EXTRACT:
________________________________________
Mike Hughes

Personal information
- Full name: Edward Michael Hughes
- Date of birth: 3 September 1940
- Place of birth: Llanidloes, Wales
- Date of death: 20 December 2018 (aged 78)
- Position: Midfielder

Senior career*
- Years: Team / Apps / (Gls)
- 1958–1961: Cardiff City / 1 / (0)
- 1961–1963: Exeter City / 36 / (0)
- 1963–1969: Chesterfield / 210 / (9)
- 1969–1972: Yeovil Town
- 1975-1979: Salisbury
- 1979-: Taunton
- Total:  / 247+ / (9+)

Managerial career
- 1969–1972: Yeovil Town (player-manager)
- 1975-1979: Salisbury City
- 1979-: Taunton
- 1981: Shaftesbury Town
- 1983: Yeovil Town (caretaker)
- 1983–1986: Cirencester Town

= Mike Hughes (footballer) =

Welsh footballer (1940–2018)

Edward Michael Hughes (3 September 1940 – 20 December 2018) was a Welsh professional footballer who made 247 appearances in the Football League playing as a midfielder for Cardiff City, Exeter City and Chesterfield. Hughes then became player-manager of Southern League side Yeovil Town, before leaving in 1972 to become a coach at Torquay United. In the summer of 1975, he was appointed as player-manager of Salisbury, remaining in charge for the following four seasons, after which he moved to Taunton Town in a similar role. Hughes returned to Yeovil as a caretaker manager in 1983, he also managed Cirencester Town.

Hughes died in December 2018 at the age of 78.
________________________________________
MATERIAL SHOWN:
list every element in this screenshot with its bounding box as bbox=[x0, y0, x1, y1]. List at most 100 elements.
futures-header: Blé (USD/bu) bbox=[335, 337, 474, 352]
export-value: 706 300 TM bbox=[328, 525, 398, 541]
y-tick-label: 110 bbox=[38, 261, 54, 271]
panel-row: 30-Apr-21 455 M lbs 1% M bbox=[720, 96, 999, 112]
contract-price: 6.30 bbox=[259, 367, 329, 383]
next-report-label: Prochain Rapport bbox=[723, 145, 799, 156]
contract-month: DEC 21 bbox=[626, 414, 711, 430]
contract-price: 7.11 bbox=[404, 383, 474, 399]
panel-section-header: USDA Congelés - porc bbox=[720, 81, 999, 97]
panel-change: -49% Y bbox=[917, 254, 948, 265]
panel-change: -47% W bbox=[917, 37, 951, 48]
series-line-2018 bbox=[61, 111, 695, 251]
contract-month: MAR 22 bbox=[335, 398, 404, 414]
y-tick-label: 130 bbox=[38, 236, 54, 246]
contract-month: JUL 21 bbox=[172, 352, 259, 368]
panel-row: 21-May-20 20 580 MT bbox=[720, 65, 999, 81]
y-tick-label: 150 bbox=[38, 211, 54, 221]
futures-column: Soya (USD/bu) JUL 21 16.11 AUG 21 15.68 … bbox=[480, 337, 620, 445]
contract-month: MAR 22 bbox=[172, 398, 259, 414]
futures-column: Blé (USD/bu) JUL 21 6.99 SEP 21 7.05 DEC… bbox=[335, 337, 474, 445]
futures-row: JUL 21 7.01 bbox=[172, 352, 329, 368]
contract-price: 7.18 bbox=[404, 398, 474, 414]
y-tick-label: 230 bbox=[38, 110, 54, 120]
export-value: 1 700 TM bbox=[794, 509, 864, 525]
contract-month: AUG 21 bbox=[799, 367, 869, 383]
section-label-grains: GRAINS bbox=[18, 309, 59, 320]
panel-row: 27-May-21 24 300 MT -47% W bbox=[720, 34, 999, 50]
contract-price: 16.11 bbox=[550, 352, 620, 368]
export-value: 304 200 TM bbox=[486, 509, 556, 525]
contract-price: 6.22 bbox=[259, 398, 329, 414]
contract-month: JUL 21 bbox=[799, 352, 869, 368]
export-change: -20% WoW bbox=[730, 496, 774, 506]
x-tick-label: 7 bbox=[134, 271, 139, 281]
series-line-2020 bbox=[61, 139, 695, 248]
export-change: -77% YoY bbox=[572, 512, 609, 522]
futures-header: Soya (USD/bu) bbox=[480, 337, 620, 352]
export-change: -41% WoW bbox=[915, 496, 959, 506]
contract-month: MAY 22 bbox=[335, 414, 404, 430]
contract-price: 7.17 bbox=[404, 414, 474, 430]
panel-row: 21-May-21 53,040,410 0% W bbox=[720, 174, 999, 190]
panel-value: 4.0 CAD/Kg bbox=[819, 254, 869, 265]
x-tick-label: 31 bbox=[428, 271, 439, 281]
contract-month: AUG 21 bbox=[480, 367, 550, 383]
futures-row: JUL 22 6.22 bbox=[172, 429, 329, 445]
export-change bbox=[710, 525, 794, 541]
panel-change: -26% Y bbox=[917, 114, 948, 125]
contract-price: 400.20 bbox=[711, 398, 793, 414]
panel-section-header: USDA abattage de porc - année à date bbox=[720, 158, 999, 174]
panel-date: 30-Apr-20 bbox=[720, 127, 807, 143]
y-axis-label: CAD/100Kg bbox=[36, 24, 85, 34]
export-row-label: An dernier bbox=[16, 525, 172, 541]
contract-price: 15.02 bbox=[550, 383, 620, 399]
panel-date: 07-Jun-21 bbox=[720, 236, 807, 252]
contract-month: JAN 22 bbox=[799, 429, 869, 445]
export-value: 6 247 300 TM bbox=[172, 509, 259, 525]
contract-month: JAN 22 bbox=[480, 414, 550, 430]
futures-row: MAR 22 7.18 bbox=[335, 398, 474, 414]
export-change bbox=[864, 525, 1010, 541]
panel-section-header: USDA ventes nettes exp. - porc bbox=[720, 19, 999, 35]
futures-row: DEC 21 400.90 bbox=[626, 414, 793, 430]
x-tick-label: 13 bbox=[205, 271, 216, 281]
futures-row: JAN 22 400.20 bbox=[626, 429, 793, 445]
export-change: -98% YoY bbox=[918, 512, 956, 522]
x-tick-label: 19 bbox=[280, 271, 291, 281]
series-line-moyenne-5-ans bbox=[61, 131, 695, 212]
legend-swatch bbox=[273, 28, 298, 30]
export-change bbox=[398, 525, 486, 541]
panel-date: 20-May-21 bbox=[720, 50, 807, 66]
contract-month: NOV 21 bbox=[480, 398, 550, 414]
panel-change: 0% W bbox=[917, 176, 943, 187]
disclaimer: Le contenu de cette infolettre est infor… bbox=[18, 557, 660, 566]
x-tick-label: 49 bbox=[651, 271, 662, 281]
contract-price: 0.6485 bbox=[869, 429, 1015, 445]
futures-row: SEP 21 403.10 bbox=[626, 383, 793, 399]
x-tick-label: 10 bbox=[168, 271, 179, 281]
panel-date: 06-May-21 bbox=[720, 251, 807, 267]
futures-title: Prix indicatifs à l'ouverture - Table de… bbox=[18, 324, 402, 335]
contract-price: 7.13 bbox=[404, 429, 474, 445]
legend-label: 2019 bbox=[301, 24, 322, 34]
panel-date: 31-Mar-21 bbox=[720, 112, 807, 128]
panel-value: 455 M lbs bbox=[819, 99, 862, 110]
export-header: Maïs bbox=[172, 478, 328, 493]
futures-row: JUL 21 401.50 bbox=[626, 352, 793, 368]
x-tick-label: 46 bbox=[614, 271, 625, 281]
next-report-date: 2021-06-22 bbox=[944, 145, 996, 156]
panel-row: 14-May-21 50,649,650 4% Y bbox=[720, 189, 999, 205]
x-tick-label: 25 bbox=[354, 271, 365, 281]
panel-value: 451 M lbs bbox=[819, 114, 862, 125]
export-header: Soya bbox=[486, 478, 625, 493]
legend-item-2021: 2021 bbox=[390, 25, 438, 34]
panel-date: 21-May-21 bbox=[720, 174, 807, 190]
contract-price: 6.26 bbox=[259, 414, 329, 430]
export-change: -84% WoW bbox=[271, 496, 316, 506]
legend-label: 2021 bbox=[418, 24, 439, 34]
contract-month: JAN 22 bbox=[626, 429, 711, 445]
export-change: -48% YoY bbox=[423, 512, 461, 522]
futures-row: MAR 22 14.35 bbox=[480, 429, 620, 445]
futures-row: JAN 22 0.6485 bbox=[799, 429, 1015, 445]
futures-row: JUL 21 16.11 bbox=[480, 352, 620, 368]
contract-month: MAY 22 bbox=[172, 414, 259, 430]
________________________________________
WHAT TO WORK ON:
[a] Summarize the Mike Hughes profile in two sentences.
[b] Please list every team named under "Senior career" in the Mike Hughes profile.

EXPECTED RESULTS:
[a] Edward Michael Hughes (1940–2018) was a Welsh midfielder who made 247 Football League appearances for Cardiff City, Exeter City and Chesterfield. He then served as player-manager of Yeovil Town, Salisbury and Taunton Town, coached at Torquay United, returned to Yeovil as caretaker manager in 1983, and also managed Cirencester Town.

[b]
- Cardiff City
- Exeter City
- Chesterfield
- Yeovil Town
- Salisbury
- Taunton